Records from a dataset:
=====

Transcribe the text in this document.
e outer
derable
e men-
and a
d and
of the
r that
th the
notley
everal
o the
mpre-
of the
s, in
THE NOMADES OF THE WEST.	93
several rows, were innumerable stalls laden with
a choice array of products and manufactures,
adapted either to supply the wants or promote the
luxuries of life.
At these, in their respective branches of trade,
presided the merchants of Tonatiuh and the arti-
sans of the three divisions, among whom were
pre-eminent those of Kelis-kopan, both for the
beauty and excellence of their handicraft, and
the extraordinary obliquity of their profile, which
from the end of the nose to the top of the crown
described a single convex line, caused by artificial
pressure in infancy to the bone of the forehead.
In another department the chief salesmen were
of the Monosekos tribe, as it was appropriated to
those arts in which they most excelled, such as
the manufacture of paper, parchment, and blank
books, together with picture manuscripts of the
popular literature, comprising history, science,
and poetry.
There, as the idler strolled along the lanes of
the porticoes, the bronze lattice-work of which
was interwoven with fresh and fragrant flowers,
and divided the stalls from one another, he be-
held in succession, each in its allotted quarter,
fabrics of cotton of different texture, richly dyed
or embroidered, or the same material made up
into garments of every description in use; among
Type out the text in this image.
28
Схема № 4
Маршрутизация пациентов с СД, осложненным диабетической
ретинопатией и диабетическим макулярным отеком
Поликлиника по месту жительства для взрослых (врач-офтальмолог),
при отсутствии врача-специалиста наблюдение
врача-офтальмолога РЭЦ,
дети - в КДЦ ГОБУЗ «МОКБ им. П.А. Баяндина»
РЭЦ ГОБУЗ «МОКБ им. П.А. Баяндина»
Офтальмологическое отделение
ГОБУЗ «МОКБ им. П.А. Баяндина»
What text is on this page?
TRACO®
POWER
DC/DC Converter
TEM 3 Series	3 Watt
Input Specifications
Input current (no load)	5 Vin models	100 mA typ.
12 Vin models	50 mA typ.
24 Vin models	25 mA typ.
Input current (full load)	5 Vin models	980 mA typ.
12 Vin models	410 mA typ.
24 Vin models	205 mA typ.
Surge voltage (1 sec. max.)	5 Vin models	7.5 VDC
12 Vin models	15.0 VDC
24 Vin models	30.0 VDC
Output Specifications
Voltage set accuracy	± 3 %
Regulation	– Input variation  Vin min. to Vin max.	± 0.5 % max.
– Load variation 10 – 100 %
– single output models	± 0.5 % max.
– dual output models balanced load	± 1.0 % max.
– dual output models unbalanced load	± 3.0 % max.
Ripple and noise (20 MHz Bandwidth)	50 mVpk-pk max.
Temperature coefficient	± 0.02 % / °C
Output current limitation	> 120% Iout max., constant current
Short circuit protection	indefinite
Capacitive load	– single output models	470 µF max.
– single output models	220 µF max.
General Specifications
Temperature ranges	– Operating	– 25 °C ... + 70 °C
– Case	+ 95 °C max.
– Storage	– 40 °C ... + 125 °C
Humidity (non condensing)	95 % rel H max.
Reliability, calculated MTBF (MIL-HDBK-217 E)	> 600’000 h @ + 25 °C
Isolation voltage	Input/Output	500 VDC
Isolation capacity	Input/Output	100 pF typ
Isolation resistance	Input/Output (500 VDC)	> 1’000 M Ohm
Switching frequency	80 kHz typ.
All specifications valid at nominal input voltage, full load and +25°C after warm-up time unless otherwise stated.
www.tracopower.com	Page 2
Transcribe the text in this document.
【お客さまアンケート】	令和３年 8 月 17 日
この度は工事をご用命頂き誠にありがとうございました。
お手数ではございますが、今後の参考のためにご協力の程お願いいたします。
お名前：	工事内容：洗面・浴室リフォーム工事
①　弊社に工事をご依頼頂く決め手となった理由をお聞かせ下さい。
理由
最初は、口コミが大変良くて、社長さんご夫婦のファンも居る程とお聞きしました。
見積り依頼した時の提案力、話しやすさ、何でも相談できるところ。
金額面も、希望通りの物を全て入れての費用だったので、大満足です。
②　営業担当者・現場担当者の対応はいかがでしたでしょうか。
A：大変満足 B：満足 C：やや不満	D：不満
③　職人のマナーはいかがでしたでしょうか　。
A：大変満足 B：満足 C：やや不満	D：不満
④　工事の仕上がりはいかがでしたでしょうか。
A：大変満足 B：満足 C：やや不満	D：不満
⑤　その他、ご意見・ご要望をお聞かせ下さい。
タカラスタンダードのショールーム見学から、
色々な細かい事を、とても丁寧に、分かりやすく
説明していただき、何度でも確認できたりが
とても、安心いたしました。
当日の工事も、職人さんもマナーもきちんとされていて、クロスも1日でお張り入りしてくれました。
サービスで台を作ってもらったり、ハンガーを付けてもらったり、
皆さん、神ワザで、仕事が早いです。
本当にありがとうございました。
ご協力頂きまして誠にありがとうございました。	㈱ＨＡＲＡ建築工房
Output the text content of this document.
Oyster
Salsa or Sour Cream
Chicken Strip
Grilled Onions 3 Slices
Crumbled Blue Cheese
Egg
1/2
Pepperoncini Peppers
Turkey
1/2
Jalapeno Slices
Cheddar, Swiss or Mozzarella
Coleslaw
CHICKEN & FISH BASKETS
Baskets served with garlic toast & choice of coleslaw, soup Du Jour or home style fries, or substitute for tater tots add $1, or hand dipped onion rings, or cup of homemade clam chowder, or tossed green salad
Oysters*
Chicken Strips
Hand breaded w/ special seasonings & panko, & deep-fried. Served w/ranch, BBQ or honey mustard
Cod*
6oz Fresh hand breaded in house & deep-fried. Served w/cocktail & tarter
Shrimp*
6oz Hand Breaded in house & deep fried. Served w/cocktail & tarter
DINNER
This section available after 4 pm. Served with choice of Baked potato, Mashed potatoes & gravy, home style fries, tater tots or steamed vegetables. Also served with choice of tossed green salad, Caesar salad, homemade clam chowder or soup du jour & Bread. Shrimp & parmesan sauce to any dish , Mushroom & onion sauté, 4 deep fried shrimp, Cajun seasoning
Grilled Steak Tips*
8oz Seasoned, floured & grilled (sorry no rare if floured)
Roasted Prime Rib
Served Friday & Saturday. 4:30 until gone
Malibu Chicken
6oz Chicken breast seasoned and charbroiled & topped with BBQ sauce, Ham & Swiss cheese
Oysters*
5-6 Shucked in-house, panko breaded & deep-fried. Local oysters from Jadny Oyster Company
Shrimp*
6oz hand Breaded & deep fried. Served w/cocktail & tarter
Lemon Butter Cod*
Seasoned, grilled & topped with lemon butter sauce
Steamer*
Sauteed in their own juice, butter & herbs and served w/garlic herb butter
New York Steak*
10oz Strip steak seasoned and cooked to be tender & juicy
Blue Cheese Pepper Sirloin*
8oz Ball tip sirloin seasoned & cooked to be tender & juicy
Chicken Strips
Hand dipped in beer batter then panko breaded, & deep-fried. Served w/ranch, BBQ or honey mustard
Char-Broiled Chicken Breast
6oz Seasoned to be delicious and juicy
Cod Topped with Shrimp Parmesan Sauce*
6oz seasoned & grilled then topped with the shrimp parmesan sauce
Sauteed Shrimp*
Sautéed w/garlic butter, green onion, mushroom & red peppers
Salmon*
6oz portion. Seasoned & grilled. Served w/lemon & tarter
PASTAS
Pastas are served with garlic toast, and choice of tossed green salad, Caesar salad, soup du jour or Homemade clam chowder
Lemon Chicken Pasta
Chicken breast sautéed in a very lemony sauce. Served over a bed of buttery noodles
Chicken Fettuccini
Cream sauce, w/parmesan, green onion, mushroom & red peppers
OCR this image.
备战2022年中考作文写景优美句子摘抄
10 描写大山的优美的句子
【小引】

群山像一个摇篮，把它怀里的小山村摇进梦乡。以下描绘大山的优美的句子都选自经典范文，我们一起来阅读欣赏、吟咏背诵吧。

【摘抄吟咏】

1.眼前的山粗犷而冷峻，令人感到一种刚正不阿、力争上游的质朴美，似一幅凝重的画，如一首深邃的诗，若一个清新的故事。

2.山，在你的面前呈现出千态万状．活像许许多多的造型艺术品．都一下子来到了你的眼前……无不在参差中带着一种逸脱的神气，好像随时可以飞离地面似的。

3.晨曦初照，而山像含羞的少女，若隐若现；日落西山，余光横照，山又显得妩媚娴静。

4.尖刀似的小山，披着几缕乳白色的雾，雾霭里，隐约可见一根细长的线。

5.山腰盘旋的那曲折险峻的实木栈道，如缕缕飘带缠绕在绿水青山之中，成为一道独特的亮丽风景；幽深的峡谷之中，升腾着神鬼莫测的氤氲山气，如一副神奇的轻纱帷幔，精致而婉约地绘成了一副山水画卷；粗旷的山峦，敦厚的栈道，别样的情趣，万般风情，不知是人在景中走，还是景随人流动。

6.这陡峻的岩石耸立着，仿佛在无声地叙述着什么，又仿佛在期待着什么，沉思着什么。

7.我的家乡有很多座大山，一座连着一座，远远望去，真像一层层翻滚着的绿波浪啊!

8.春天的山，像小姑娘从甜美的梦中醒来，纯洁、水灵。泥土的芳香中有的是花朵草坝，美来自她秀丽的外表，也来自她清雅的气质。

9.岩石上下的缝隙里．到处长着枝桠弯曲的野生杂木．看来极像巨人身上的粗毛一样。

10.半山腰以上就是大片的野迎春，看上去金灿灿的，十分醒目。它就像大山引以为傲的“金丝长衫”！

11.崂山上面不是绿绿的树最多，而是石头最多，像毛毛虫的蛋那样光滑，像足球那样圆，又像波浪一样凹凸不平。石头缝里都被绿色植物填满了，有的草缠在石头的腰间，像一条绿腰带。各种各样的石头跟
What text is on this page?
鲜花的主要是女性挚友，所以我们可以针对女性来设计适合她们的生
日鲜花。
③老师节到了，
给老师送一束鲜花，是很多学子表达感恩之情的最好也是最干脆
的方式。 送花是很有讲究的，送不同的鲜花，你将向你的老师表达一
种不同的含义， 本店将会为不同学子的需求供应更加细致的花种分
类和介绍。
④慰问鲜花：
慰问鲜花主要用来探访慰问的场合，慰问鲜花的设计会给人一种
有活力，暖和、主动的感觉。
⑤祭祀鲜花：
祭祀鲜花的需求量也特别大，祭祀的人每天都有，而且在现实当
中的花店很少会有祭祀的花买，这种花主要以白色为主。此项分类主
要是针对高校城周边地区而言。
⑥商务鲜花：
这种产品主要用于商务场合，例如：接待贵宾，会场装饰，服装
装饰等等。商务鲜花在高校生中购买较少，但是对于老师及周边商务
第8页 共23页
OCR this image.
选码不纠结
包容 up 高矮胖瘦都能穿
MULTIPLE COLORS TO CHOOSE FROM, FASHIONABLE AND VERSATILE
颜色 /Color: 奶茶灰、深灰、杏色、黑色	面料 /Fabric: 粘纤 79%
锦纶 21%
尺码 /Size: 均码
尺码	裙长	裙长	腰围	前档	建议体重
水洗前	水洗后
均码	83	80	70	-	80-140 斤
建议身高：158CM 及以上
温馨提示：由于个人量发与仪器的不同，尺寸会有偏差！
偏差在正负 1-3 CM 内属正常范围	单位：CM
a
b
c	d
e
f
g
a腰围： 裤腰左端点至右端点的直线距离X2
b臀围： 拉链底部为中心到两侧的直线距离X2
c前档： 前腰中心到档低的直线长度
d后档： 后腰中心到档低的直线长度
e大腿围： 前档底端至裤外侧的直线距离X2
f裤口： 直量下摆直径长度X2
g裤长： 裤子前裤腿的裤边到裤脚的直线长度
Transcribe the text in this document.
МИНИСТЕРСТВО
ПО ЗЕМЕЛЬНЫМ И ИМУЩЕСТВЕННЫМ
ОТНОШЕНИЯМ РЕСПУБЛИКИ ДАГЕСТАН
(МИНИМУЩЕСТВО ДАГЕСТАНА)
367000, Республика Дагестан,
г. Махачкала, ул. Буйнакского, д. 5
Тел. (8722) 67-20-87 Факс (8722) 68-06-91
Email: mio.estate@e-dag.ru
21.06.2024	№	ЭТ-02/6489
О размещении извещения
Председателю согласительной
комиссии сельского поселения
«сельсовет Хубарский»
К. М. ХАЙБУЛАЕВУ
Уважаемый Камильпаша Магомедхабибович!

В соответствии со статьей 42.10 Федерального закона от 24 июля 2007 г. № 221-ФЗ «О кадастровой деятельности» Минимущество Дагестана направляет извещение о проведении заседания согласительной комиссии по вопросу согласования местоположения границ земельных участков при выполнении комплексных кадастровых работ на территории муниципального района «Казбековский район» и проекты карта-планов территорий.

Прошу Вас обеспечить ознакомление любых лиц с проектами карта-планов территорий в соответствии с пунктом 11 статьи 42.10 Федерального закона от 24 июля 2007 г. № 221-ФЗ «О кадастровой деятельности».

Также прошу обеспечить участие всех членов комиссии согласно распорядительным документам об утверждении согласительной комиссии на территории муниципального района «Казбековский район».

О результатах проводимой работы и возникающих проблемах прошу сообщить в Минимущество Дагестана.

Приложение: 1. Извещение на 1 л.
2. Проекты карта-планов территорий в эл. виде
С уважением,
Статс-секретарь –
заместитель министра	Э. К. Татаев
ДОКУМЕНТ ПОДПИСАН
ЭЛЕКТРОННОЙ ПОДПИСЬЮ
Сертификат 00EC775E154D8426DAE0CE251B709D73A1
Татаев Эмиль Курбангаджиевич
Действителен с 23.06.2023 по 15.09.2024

=====

EXERCISE GOAL: Check each line of the records above for the string "Isolation", and report every line that has it.

REPLY:
Isolation voltage	Input/Output	500 VDC
Isolation capacity	Input/Output	100 pF typ
Isolation resistance	Input/Output (500 VDC)	> 1’000 M Ohm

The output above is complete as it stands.